__To be done__.
Give the data below again exactly as written, without its pictures.

__Extracted information__.

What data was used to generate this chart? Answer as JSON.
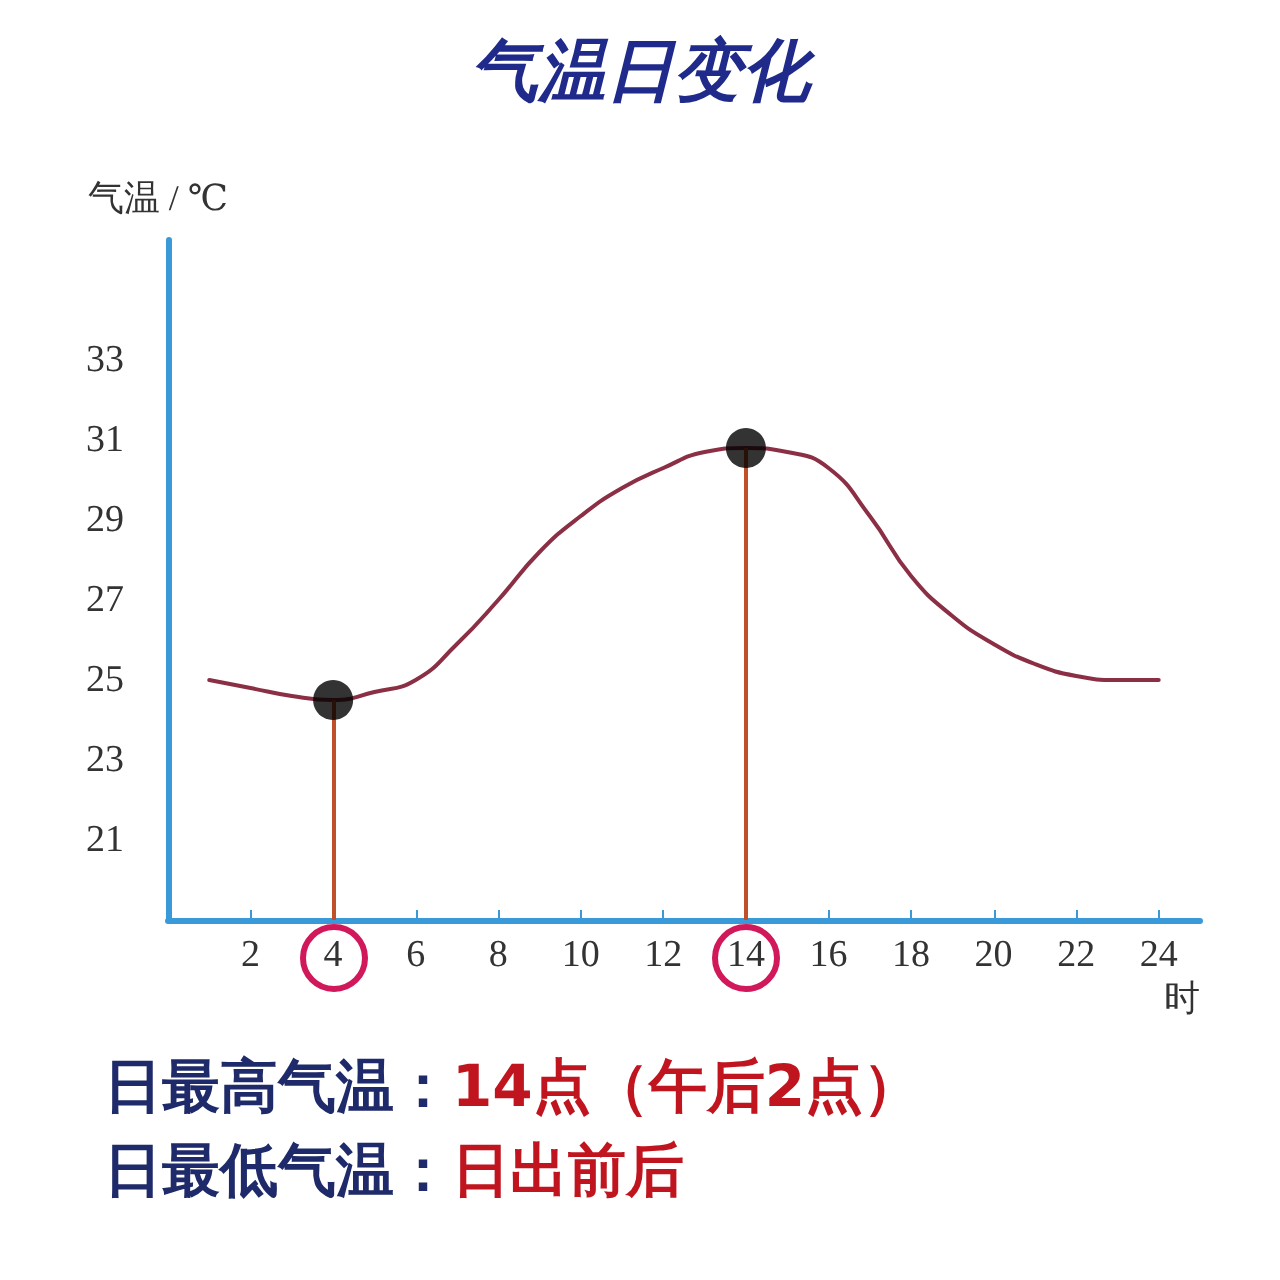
{
  "chart_data": {
    "type": "line",
    "title": "气温日变化",
    "xlabel": "时",
    "ylabel": "气温 / ℃",
    "xlim": [
      0,
      25
    ],
    "xticks": [
      2,
      4,
      6,
      8,
      10,
      12,
      14,
      16,
      18,
      20,
      22,
      24
    ],
    "ylim": [
      19,
      36
    ],
    "yticks": [
      21,
      23,
      25,
      27,
      29,
      31,
      33
    ],
    "grid": false,
    "marker": "none",
    "line_style": "solid",
    "series": [
      {
        "color": "#8b2f45",
        "x": [
          1,
          2,
          3,
          4,
          5,
          6,
          7,
          8,
          9,
          10,
          11,
          12,
          13,
          14,
          15,
          16,
          17,
          18,
          19,
          20,
          21,
          22,
          23,
          24
        ],
        "values": [
          25,
          24.8,
          24.6,
          24.5,
          24.7,
          25,
          25.9,
          27,
          28.2,
          29.1,
          29.8,
          30.3,
          30.7,
          30.8,
          30.7,
          30.3,
          29.1,
          27.6,
          26.6,
          25.9,
          25.4,
          25.1,
          25,
          25
        ]
      },
      {
        "type": "scatter",
        "marker": "circle",
        "color": "#000000",
        "x": [
          4,
          14
        ],
        "values": [
          24.5,
          30.8
        ]
      }
    ],
    "ref_lines": [
      {
        "axis": "x",
        "value": 4,
        "color": "#c0502a"
      },
      {
        "axis": "x",
        "value": 14,
        "color": "#c0502a"
      }
    ],
    "annotations": [
      "日最高气温：",
      "14点（午后2点）",
      "日最低气温：",
      "日出前后"
    ]
  }
}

__Solution for this exercise__.
What data was used to generate this chart? Answer as JSON.
{
  "chart_data": {
    "type": "line",
    "title": "气温日变化",
    "xlabel": "时",
    "ylabel": "气温 / ℃",
    "xlim": [
      0,
      25
    ],
    "xticks": [
      2,
      4,
      6,
      8,
      10,
      12,
      14,
      16,
      18,
      20,
      22,
      24
    ],
    "ylim": [
      19,
      36
    ],
    "yticks": [
      21,
      23,
      25,
      27,
      29,
      31,
      33
    ],
    "grid": false,
    "marker": "none",
    "line_style": "solid",
    "series": [
      {
        "color": "#8b2f45",
        "x": [
          1,
          2,
          3,
          4,
          5,
          6,
          7,
          8,
          9,
          10,
          11,
          12,
          13,
          14,
          15,
          16,
          17,
          18,
          19,
          20,
          21,
          22,
          23,
          24
        ],
        "values": [
          25,
          24.8,
          24.6,
          24.5,
          24.7,
          25,
          25.9,
          27,
          28.2,
          29.1,
          29.8,
          30.3,
          30.7,
          30.8,
          30.7,
          30.3,
          29.1,
          27.6,
          26.6,
          25.9,
          25.4,
          25.1,
          25,
          25
        ]
      },
      {
        "type": "scatter",
        "marker": "circle",
        "color": "#000000",
        "x": [
          4,
          14
        ],
        "values": [
          24.5,
          30.8
        ]
      }
    ],
    "ref_lines": [
      {
        "axis": "x",
        "value": 4,
        "color": "#c0502a"
      },
      {
        "axis": "x",
        "value": 14,
        "color": "#c0502a"
      }
    ],
    "annotations": [
      "日最高气温：",
      "14点（午后2点）",
      "日最低气温：",
      "日出前后"
    ]
  }
}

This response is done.